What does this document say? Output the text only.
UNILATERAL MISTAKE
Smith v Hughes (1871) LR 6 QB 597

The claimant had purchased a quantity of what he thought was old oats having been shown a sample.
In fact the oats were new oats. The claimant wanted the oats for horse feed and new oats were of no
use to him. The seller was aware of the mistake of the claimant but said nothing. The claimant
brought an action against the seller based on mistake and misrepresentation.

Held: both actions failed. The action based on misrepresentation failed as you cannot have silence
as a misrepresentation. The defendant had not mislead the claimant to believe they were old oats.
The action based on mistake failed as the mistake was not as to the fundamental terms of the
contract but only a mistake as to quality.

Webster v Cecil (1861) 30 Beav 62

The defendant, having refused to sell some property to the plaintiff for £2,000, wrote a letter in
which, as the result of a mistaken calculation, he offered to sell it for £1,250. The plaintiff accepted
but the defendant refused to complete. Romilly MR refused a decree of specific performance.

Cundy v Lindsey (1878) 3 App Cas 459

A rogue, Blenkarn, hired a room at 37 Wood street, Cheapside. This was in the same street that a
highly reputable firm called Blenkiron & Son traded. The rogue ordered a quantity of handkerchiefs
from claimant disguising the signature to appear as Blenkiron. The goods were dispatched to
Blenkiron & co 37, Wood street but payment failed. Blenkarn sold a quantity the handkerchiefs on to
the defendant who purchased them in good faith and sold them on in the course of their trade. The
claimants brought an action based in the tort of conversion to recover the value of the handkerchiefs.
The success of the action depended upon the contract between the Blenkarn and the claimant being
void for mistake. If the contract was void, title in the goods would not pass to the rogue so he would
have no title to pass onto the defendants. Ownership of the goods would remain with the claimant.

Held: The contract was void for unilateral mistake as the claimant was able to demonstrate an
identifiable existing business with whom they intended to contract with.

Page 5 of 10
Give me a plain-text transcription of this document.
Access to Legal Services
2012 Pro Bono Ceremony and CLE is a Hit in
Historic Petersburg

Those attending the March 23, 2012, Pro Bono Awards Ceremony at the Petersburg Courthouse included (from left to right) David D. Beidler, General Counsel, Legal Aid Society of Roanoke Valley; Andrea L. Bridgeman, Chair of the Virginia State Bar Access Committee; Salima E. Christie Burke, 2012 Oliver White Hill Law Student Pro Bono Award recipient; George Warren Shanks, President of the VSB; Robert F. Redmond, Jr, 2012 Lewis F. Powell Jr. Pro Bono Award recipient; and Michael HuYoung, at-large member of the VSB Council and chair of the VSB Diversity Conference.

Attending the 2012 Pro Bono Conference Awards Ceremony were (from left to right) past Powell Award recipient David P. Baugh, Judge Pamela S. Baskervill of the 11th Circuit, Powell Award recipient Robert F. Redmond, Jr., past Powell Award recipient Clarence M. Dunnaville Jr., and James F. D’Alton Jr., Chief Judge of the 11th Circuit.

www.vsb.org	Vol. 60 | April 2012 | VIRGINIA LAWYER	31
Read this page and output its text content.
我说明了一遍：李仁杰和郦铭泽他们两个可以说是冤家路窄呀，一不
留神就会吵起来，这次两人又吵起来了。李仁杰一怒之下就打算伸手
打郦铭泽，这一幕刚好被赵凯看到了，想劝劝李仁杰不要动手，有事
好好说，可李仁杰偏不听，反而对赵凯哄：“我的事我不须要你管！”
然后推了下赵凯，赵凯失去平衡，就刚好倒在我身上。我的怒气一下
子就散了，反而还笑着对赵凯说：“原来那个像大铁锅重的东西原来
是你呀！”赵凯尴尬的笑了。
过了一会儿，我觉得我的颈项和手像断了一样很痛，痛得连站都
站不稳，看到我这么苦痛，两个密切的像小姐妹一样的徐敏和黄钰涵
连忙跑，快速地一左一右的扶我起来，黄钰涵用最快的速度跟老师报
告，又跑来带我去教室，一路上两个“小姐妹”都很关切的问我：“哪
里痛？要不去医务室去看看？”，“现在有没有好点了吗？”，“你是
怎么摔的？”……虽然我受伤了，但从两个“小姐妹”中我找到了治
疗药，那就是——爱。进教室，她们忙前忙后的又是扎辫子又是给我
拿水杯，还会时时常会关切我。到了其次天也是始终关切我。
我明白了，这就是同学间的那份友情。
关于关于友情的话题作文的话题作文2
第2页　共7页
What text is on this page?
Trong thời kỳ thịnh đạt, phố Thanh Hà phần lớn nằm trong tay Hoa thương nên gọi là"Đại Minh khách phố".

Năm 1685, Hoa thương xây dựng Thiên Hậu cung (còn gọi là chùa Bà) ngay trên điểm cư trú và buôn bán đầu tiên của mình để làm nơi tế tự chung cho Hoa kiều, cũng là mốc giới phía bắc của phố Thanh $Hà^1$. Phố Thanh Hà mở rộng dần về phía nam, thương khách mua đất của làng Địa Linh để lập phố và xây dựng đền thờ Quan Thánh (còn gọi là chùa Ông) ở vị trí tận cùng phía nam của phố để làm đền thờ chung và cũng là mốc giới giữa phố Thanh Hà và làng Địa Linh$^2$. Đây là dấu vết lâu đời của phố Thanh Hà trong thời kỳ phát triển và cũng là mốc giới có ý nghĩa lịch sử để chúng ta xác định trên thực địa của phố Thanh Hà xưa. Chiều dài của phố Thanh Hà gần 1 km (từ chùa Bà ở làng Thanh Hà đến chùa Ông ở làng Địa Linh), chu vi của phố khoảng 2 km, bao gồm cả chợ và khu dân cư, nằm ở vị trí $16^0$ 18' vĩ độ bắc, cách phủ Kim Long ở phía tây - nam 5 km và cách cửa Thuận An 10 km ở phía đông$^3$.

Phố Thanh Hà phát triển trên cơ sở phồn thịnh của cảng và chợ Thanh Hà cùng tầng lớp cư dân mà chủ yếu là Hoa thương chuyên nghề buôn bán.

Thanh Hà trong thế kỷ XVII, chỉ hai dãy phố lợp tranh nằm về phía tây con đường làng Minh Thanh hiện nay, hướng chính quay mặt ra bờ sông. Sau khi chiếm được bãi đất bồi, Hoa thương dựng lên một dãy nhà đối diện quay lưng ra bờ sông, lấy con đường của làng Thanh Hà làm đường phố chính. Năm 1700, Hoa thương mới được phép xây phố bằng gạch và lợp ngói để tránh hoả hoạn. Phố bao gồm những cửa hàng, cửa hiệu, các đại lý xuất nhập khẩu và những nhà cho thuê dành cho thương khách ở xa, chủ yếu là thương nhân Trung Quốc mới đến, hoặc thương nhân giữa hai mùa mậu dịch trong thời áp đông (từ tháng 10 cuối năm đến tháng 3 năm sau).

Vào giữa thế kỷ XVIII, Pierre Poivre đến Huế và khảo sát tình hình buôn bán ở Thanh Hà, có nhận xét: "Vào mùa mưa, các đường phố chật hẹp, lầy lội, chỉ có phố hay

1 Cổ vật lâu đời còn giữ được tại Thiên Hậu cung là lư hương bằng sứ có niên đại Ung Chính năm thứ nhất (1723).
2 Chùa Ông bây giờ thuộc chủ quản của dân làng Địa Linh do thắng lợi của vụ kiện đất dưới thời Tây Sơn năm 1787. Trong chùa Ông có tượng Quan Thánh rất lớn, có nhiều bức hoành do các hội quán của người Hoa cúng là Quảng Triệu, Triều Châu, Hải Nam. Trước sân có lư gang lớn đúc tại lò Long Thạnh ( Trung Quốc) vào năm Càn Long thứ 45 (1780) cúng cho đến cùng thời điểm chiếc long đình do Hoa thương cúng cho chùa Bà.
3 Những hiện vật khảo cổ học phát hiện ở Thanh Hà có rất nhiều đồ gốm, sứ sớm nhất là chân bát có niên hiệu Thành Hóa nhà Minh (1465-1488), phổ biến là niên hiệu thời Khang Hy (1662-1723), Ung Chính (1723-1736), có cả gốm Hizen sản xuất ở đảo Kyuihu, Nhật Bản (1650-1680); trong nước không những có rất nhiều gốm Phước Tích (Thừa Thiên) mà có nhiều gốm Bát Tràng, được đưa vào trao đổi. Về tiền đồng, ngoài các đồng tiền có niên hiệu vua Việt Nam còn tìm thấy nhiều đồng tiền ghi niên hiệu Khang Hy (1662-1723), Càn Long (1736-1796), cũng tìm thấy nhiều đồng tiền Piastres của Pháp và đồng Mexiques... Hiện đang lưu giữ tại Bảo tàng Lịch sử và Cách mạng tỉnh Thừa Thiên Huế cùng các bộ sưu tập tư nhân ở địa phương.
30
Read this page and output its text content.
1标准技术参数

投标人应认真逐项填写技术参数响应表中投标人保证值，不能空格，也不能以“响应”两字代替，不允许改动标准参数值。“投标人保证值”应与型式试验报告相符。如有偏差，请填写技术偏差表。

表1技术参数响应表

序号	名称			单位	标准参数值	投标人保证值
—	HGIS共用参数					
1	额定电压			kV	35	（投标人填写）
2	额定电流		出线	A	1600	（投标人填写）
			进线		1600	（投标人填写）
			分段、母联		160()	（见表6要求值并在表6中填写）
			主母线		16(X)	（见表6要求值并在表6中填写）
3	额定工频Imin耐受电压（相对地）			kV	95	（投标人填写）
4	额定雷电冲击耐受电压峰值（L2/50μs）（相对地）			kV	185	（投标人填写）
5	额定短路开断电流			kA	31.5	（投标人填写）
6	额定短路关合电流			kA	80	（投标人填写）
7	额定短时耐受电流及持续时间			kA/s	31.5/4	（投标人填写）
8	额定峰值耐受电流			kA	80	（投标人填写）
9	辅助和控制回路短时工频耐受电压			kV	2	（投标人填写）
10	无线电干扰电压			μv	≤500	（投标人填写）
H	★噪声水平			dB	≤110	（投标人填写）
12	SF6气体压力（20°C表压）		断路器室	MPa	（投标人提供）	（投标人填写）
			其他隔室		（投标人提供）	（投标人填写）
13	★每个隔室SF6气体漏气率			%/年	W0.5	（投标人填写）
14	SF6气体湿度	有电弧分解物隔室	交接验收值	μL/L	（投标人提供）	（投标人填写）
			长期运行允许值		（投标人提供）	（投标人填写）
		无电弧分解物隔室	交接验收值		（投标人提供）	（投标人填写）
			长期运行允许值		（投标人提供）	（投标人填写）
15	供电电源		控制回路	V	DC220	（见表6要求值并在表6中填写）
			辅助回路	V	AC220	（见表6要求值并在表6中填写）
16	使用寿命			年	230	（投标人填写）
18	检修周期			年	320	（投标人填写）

* [EXERCISE]:
Of the lines in this material, state how many hold the string "based". Write no other words.

* [WRITTEN SOLUTION]:
4